Exercise instructions :: Draw out every line with the word "ECOS" from the listing below.

Records from a data source:
BEGIN
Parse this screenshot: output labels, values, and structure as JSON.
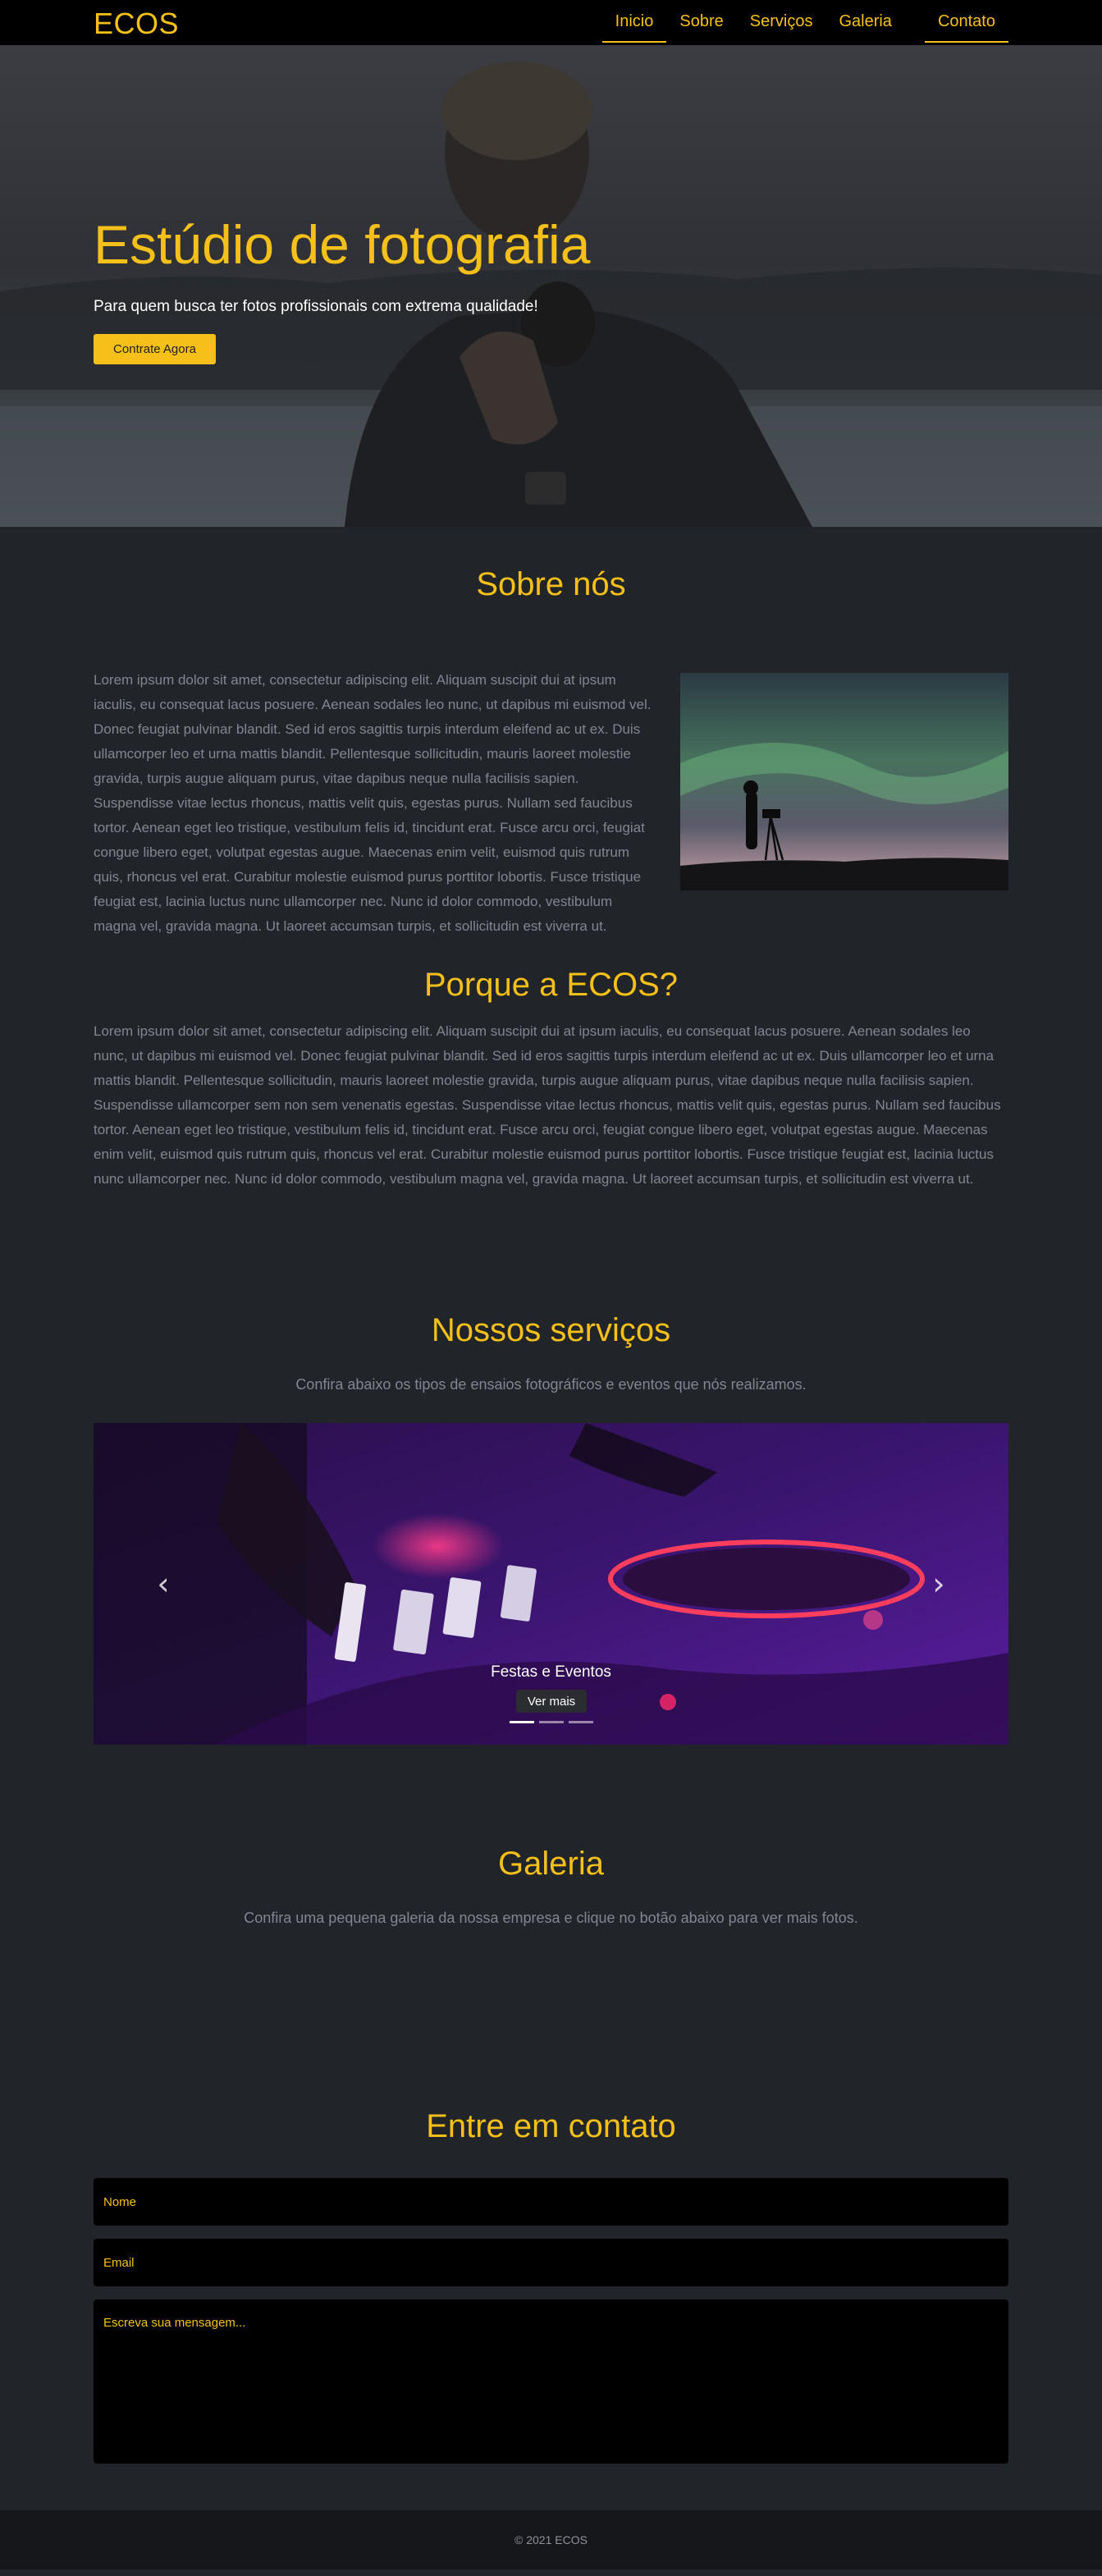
{
  "nav": {
    "brand": "ECOS",
    "items": [
      {
        "label": "Inicio"
      },
      {
        "label": "Sobre"
      },
      {
        "label": "Serviços"
      },
      {
        "label": "Galeria"
      },
      {
        "label": "Contato"
      }
    ]
  },
  "hero": {
    "title": "Estúdio de fotografia",
    "subtitle": "Para quem busca ter fotos profissionais com extrema qualidade!",
    "cta_label": "Contrate Agora"
  },
  "sobre": {
    "title": "Sobre nós",
    "text": "Lorem ipsum dolor sit amet, consectetur adipiscing elit. Aliquam suscipit dui at ipsum iaculis, eu consequat lacus posuere. Aenean sodales leo nunc, ut dapibus mi euismod vel. Donec feugiat pulvinar blandit. Sed id eros sagittis turpis interdum eleifend ac ut ex. Duis ullamcorper leo et urna mattis blandit. Pellentesque sollicitudin, mauris laoreet molestie gravida, turpis augue aliquam purus, vitae dapibus neque nulla facilisis sapien. Suspendisse vitae lectus rhoncus, mattis velit quis, egestas purus. Nullam sed faucibus tortor. Aenean eget leo tristique, vestibulum felis id, tincidunt erat. Fusce arcu orci, feugiat congue libero eget, volutpat egestas augue. Maecenas enim velit, euismod quis rutrum quis, rhoncus vel erat. Curabitur molestie euismod purus porttitor lobortis. Fusce tristique feugiat est, lacinia luctus nunc ullamcorper nec. Nunc id dolor commodo, vestibulum magna vel, gravida magna. Ut laoreet accumsan turpis, et sollicitudin est viverra ut."
  },
  "porque": {
    "title": "Porque a ECOS?",
    "text": "Lorem ipsum dolor sit amet, consectetur adipiscing elit. Aliquam suscipit dui at ipsum iaculis, eu consequat lacus posuere. Aenean sodales leo nunc, ut dapibus mi euismod vel. Donec feugiat pulvinar blandit. Sed id eros sagittis turpis interdum eleifend ac ut ex. Duis ullamcorper leo et urna mattis blandit. Pellentesque sollicitudin, mauris laoreet molestie gravida, turpis augue aliquam purus, vitae dapibus neque nulla facilisis sapien. Suspendisse ullamcorper sem non sem venenatis egestas. Suspendisse vitae lectus rhoncus, mattis velit quis, egestas purus. Nullam sed faucibus tortor. Aenean eget leo tristique, vestibulum felis id, tincidunt erat. Fusce arcu orci, feugiat congue libero eget, volutpat egestas augue. Maecenas enim velit, euismod quis rutrum quis, rhoncus vel erat. Curabitur molestie euismod purus porttitor lobortis. Fusce tristique feugiat est, lacinia luctus nunc ullamcorper nec. Nunc id dolor commodo, vestibulum magna vel, gravida magna. Ut laoreet accumsan turpis, et sollicitudin est viverra ut."
  },
  "servicos": {
    "title": "Nossos serviços",
    "subtitle": "Confira abaixo os tipos de ensaios fotográficos e eventos que nós realizamos.",
    "slide_caption": "Festas e Eventos",
    "slide_button": "Ver mais",
    "prev_icon": "‹",
    "next_icon": "›",
    "slide_count": 3,
    "active_slide": 1
  },
  "galeria": {
    "title": "Galeria",
    "subtitle": "Confira uma pequena galeria da nossa empresa e clique no botão abaixo para ver mais fotos."
  },
  "contato": {
    "title": "Entre em contato",
    "name_placeholder": "Nome",
    "email_placeholder": "Email",
    "message_placeholder": "Escreva sua mensagem..."
  },
  "footer": {
    "text": "© 2021 ECOS"
  },
  "colors": {
    "accent": "#f5c01a",
    "background": "#212429",
    "navbar": "#000000",
    "footer": "#15171a"
  }
}
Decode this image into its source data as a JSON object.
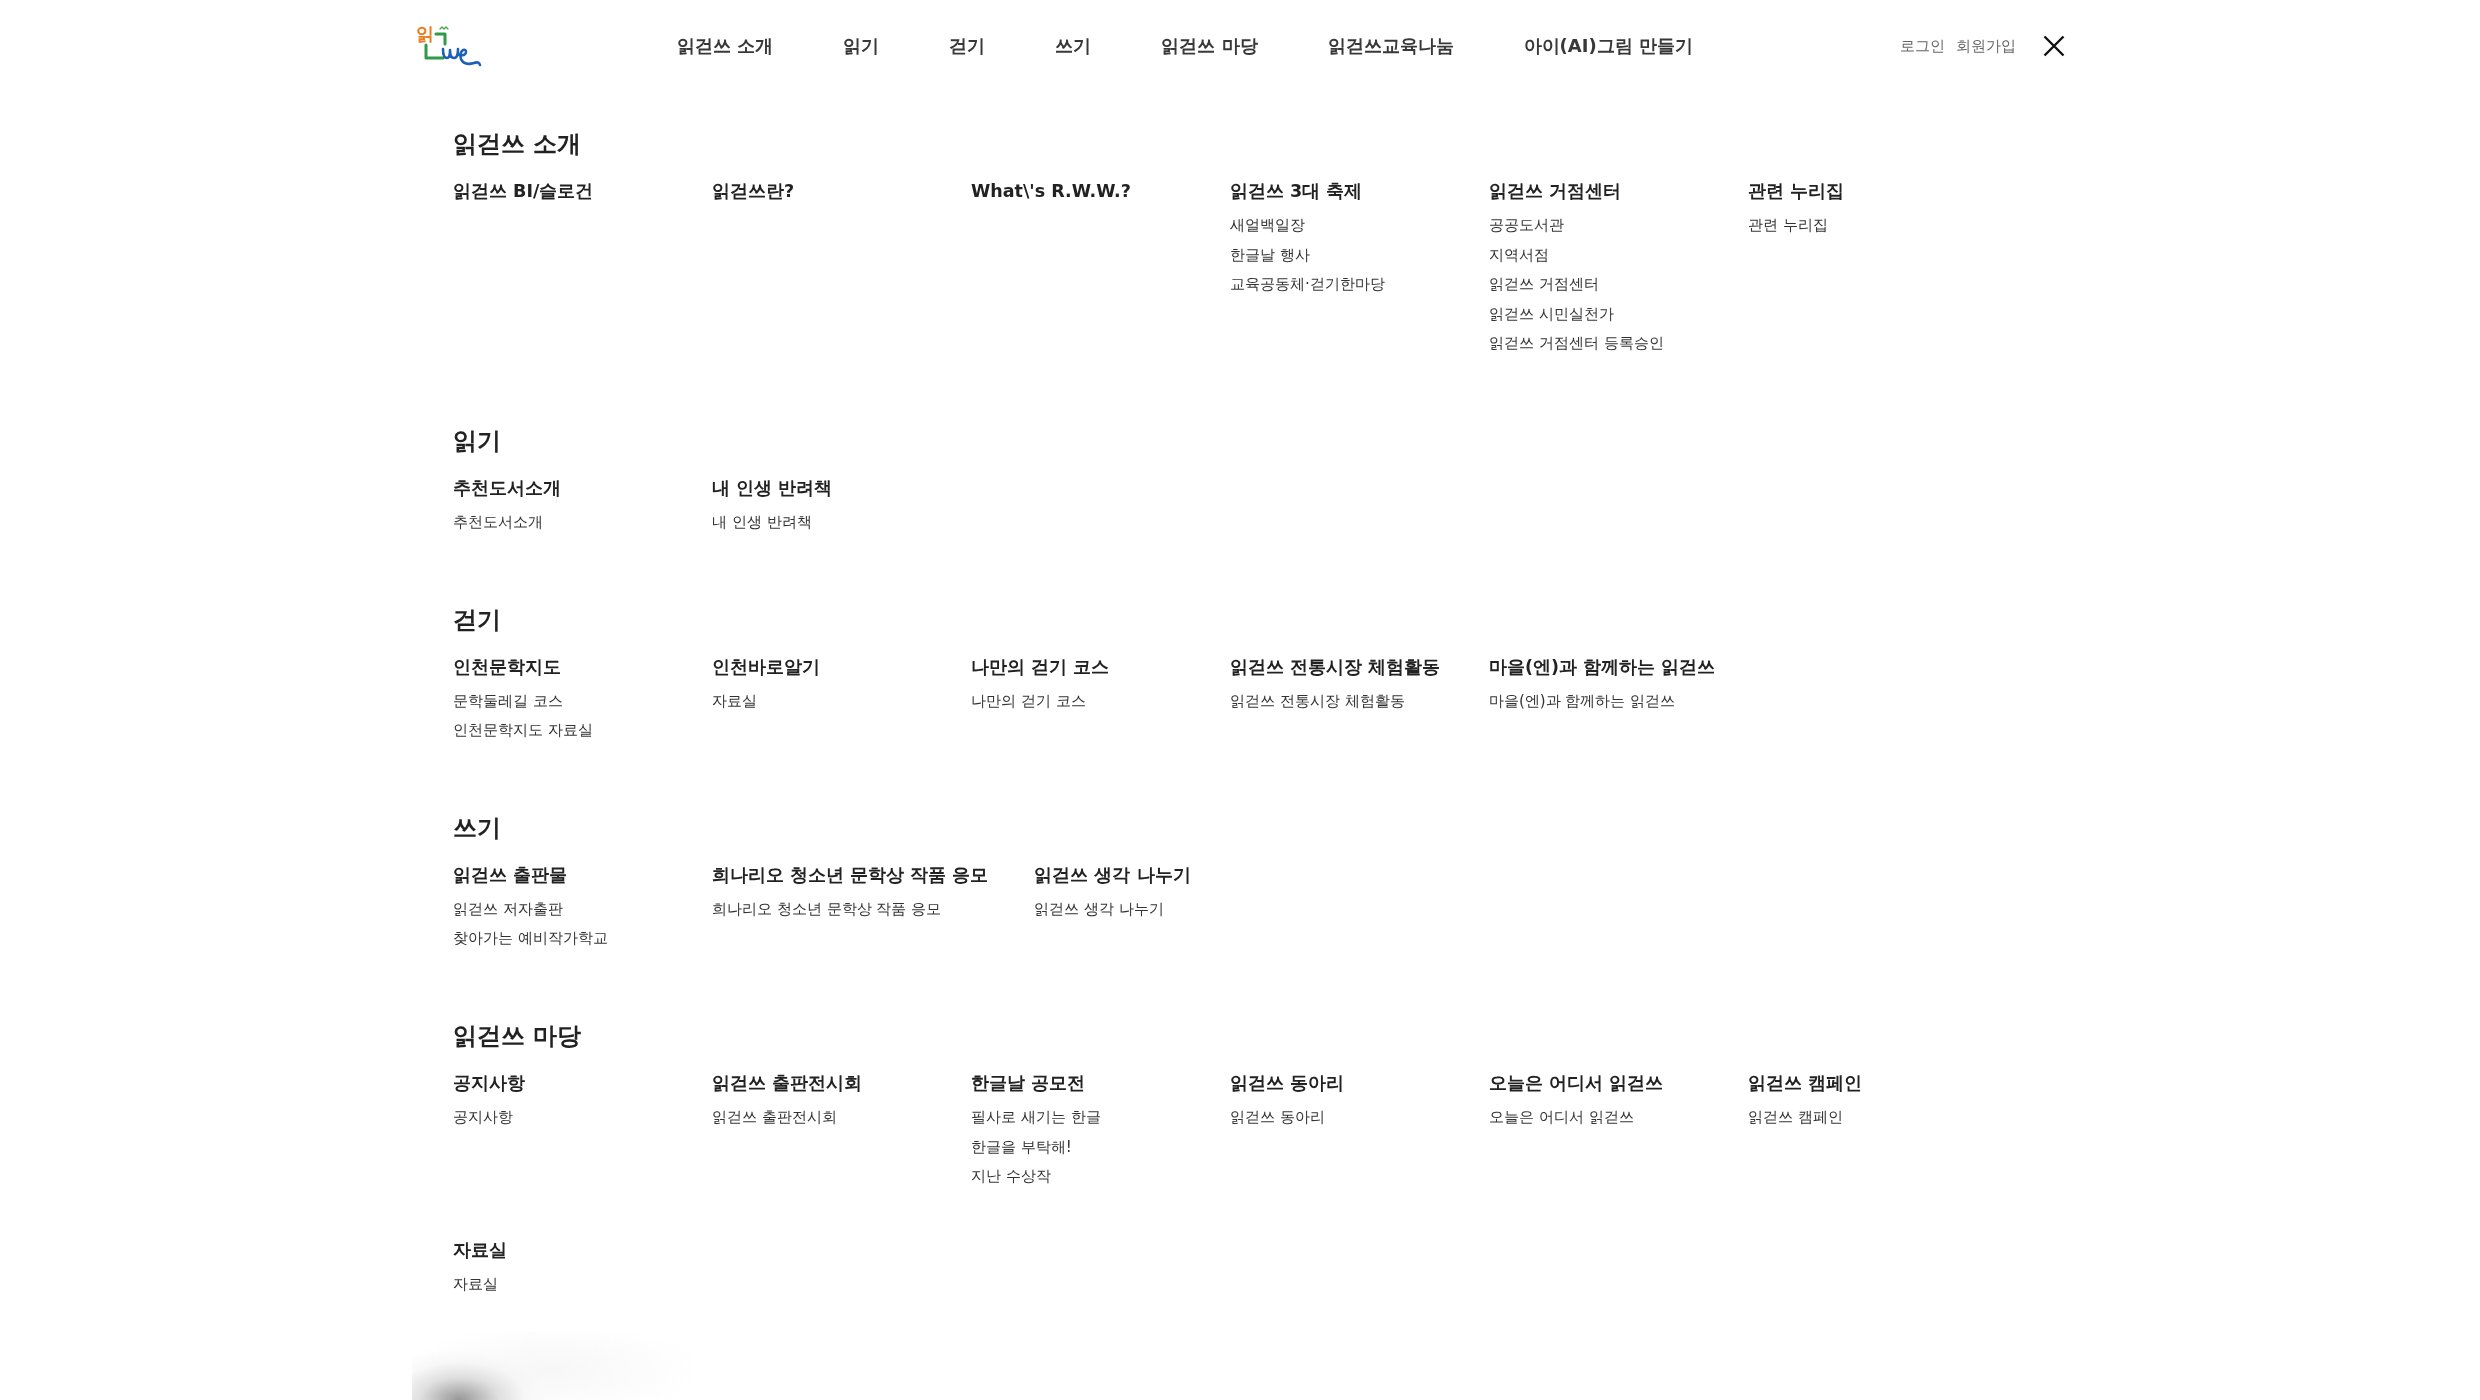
{
  "header": {
    "logo": {
      "text": "읽"
    },
    "nav": [
      "읽걷쓰 소개",
      "읽기",
      "걷기",
      "쓰기",
      "읽걷쓰 마당",
      "읽걷쓰교육나눔",
      "아이(AI)그림 만들기"
    ],
    "account_links": [
      "로그인",
      "회원가입"
    ]
  },
  "sections": [
    {
      "title": "읽걷쓰 소개",
      "groups": [
        {
          "heading": "읽걷쓰 BI/슬로건"
        },
        {
          "heading": "읽걷쓰란?"
        },
        {
          "heading": "What\\'s R.W.W.?"
        },
        {
          "heading": "읽걷쓰 3대 축제",
          "links": [
            "새얼백일장",
            "한글날 행사",
            "교육공동체·걷기한마당"
          ]
        },
        {
          "heading": "읽걷쓰 거점센터",
          "links": [
            "공공도서관",
            "지역서점",
            "읽걷쓰 거점센터",
            "읽걷쓰 시민실천가",
            "읽걷쓰 거점센터 등록승인"
          ]
        },
        {
          "heading": "관련 누리집",
          "links": [
            "관련 누리집"
          ]
        }
      ]
    },
    {
      "title": "읽기",
      "groups": [
        {
          "heading": "추천도서소개",
          "links": [
            "추천도서소개"
          ]
        },
        {
          "heading": "내 인생 반려책",
          "links": [
            "내 인생 반려책"
          ]
        }
      ]
    },
    {
      "title": "걷기",
      "groups": [
        {
          "heading": "인천문학지도",
          "links": [
            "문학둘레길 코스",
            "인천문학지도 자료실"
          ]
        },
        {
          "heading": "인천바로알기",
          "links": [
            "자료실"
          ]
        },
        {
          "heading": "나만의 걷기 코스",
          "links": [
            "나만의 걷기 코스"
          ]
        },
        {
          "heading": "읽걷쓰 전통시장 체험활동",
          "links": [
            "읽걷쓰 전통시장 체험활동"
          ]
        },
        {
          "heading": "마을(엔)과 함께하는 읽걷쓰",
          "links": [
            "마을(엔)과 함께하는 읽걷쓰"
          ]
        }
      ]
    },
    {
      "title": "쓰기",
      "groups": [
        {
          "heading": "읽걷쓰 출판물",
          "links": [
            "읽걷쓰 저자출판",
            "찾아가는 예비작가학교"
          ]
        },
        {
          "heading": "희나리오 청소년 문학상 작품 응모",
          "links": [
            "희나리오 청소년 문학상 작품 응모"
          ]
        },
        {
          "heading": "읽걷쓰 생각 나누기",
          "links": [
            "읽걷쓰 생각 나누기"
          ]
        }
      ]
    },
    {
      "title": "읽걷쓰 마당",
      "groups": [
        {
          "heading": "공지사항",
          "links": [
            "공지사항"
          ]
        },
        {
          "heading": "읽걷쓰 출판전시회",
          "links": [
            "읽걷쓰 출판전시회"
          ]
        },
        {
          "heading": "한글날 공모전",
          "links": [
            "필사로 새기는 한글",
            "한글을 부탁해!",
            "지난 수상작"
          ]
        },
        {
          "heading": "읽걷쓰 동아리",
          "links": [
            "읽걷쓰 동아리"
          ]
        },
        {
          "heading": "오늘은 어디서 읽걷쓰",
          "links": [
            "오늘은 어디서 읽걷쓰"
          ]
        },
        {
          "heading": "읽걷쓰 캠페인",
          "links": [
            "읽걷쓰 캠페인"
          ]
        },
        {
          "heading": "자료실",
          "links": [
            "자료실"
          ]
        }
      ]
    }
  ]
}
END
Result ::
    "brand": "ECOS",
    "title": "Porque a ECOS?",
    "text": "© 2021 ECOS"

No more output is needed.